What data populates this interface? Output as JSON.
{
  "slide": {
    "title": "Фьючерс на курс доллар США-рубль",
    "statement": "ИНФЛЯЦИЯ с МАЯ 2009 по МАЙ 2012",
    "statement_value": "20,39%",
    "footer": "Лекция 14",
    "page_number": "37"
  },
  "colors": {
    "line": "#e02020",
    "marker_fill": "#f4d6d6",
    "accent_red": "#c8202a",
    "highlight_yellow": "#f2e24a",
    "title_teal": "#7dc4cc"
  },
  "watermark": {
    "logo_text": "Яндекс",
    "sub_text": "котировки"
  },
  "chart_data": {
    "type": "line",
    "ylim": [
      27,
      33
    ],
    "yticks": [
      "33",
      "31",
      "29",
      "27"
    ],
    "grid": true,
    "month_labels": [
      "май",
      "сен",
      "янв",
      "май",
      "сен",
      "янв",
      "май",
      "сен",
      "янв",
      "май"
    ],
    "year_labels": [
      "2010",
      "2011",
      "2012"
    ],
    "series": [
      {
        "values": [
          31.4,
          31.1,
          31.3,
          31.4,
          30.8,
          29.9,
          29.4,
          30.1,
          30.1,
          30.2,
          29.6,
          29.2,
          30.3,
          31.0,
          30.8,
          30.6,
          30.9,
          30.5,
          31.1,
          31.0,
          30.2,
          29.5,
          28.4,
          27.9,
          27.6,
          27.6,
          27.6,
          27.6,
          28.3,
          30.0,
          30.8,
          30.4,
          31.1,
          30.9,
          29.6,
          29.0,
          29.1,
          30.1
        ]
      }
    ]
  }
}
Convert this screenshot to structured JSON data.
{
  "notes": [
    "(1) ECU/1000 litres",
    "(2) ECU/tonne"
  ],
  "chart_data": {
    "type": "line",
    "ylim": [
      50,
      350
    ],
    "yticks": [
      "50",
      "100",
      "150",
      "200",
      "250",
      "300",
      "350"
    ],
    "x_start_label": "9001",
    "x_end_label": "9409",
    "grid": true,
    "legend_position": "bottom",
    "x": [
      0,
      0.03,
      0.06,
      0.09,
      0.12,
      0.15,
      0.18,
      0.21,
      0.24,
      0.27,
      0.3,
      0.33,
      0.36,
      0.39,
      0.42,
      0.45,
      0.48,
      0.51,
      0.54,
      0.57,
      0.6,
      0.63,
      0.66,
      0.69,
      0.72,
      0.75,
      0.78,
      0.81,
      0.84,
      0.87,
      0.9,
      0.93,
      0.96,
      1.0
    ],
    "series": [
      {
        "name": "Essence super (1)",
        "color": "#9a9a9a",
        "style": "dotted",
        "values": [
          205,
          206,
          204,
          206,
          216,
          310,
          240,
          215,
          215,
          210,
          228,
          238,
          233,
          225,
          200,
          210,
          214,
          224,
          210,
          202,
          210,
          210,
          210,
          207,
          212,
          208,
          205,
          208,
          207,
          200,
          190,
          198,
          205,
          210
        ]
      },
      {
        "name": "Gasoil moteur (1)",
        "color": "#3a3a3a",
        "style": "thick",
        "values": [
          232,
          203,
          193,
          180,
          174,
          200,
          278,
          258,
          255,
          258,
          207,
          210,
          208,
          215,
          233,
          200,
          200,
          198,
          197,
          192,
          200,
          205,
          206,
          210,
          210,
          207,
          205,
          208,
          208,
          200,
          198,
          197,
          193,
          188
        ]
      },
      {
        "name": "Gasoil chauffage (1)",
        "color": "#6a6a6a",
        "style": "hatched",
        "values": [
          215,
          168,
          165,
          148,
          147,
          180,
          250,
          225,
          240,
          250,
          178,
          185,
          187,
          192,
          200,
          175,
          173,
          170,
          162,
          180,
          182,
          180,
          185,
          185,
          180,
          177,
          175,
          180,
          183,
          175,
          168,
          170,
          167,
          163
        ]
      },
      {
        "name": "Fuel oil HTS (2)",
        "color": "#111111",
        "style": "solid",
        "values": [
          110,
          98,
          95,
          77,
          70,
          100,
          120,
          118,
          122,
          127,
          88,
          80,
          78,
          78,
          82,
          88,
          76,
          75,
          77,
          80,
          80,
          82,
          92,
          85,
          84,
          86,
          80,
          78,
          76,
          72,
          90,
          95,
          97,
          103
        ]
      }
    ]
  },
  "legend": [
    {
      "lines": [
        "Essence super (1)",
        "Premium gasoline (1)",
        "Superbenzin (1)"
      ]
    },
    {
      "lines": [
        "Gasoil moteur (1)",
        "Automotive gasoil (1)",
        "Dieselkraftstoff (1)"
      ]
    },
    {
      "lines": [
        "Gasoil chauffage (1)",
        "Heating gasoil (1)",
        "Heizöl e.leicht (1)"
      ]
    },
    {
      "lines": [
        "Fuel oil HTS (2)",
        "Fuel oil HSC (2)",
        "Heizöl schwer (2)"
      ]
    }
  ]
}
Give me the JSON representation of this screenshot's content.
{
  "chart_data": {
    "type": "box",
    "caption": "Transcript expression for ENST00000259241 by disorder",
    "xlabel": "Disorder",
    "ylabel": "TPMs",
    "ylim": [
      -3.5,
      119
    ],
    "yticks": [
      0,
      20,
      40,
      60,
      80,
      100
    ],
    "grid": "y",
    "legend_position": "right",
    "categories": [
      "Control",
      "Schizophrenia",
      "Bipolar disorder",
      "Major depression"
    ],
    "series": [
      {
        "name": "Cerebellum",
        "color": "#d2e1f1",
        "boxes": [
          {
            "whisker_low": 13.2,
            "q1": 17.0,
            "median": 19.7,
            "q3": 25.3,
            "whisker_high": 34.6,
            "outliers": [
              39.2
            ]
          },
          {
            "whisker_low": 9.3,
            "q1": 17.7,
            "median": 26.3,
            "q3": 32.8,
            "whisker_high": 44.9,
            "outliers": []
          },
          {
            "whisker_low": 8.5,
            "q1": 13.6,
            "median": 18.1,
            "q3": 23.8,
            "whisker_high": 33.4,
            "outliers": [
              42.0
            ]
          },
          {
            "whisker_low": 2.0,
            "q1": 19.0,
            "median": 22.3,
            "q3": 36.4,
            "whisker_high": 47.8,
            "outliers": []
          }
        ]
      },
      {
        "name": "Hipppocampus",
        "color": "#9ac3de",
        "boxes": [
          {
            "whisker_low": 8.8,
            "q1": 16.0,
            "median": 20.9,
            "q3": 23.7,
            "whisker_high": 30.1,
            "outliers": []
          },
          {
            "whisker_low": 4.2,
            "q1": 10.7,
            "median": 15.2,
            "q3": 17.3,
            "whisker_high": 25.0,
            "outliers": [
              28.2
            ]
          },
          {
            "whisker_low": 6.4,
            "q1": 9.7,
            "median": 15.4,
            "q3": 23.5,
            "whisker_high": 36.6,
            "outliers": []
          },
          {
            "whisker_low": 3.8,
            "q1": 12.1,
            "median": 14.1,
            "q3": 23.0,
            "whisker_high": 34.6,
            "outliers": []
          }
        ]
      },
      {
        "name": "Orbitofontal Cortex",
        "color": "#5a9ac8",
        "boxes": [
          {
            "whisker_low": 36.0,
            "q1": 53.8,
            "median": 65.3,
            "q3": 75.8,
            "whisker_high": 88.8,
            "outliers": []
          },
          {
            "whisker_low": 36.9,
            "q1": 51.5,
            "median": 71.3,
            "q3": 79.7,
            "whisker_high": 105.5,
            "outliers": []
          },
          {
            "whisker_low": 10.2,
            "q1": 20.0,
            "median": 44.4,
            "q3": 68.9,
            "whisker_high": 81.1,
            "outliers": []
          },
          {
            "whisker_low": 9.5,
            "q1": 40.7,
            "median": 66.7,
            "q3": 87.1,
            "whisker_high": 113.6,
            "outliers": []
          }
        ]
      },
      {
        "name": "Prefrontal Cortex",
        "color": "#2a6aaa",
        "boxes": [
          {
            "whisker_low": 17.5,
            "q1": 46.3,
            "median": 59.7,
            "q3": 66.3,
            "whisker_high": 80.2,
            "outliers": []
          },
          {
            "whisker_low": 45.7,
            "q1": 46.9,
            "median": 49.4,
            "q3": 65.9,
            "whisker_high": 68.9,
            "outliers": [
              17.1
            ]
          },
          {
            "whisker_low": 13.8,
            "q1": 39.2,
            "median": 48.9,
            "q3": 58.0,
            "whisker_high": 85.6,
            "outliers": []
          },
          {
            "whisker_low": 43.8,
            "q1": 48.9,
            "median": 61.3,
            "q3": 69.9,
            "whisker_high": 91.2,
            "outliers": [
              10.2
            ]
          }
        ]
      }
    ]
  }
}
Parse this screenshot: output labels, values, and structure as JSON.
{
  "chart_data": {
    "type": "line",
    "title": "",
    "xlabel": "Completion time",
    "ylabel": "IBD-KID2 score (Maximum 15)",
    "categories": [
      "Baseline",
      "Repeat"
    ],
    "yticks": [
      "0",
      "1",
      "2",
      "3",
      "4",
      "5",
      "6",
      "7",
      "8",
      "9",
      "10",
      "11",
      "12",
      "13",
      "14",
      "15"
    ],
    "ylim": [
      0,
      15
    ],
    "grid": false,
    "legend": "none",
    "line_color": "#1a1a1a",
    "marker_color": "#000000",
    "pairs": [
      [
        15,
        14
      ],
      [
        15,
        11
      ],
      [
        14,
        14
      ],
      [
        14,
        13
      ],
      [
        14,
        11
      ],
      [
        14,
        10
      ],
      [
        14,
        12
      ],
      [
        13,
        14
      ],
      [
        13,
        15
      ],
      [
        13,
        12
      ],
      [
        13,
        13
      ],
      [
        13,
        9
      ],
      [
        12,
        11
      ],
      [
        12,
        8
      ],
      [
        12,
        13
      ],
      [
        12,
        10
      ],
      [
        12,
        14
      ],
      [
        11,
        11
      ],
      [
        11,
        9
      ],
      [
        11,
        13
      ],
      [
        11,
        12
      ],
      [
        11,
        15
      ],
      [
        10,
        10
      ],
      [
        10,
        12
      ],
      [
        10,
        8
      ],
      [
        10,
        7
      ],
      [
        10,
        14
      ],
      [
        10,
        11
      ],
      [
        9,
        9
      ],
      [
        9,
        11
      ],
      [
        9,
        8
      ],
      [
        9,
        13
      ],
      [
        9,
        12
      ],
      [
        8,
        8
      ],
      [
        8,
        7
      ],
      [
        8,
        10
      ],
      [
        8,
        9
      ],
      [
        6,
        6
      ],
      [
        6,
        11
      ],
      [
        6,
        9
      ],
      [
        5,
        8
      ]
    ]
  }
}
━━━━━━
JOB: Transcribe, word for word, every line from the one containing "Parse this screenshot: output" through the final line of the entries, and nothing else.

RIGHT ANSWER:
Parse this screenshot: output labels, values, and structure as JSON.
{
  "chart_data": {
    "type": "line",
    "title": "",
    "xlabel": "Completion time",
    "ylabel": "IBD-KID2 score (Maximum 15)",
    "categories": [
      "Baseline",
      "Repeat"
    ],
    "yticks": [
      "0",
      "1",
      "2",
      "3",
      "4",
      "5",
      "6",
      "7",
      "8",
      "9",
      "10",
      "11",
      "12",
      "13",
      "14",
      "15"
    ],
    "ylim": [
      0,
      15
    ],
    "grid": false,
    "legend": "none",
    "line_color": "#1a1a1a",
    "marker_color": "#000000",
    "pairs": [
      [
        15,
        14
      ],
      [
        15,
        11
      ],
      [
        14,
        14
      ],
      [
        14,
        13
      ],
      [
        14,
        11
      ],
      [
        14,
        10
      ],
      [
        14,
        12
      ],
      [
        13,
        14
      ],
      [
        13,
        15
      ],
      [
        13,
        12
      ],
      [
        13,
        13
      ],
      [
        13,
        9
      ],
      [
        12,
        11
      ],
      [
        12,
        8
      ],
      [
        12,
        13
      ],
      [
        12,
        10
      ],
      [
        12,
        14
      ],
      [
        11,
        11
      ],
      [
        11,
        9
      ],
      [
        11,
        13
      ],
      [
        11,
        12
      ],
      [
        11,
        15
      ],
      [
        10,
        10
      ],
      [
        10,
        12
      ],
      [
        10,
        8
      ],
      [
        10,
        7
      ],
      [
        10,
        14
      ],
      [
        10,
        11
      ],
      [
        9,
        9
      ],
      [
        9,
        11
      ],
      [
        9,
        8
      ],
      [
        9,
        13
      ],
      [
        9,
        12
      ],
      [
        8,
        8
      ],
      [
        8,
        7
      ],
      [
        8,
        10
      ],
      [
        8,
        9
      ],
      [
        6,
        6
      ],
      [
        6,
        11
      ],
      [
        6,
        9
      ],
      [
        5,
        8
      ]
    ]
  }
}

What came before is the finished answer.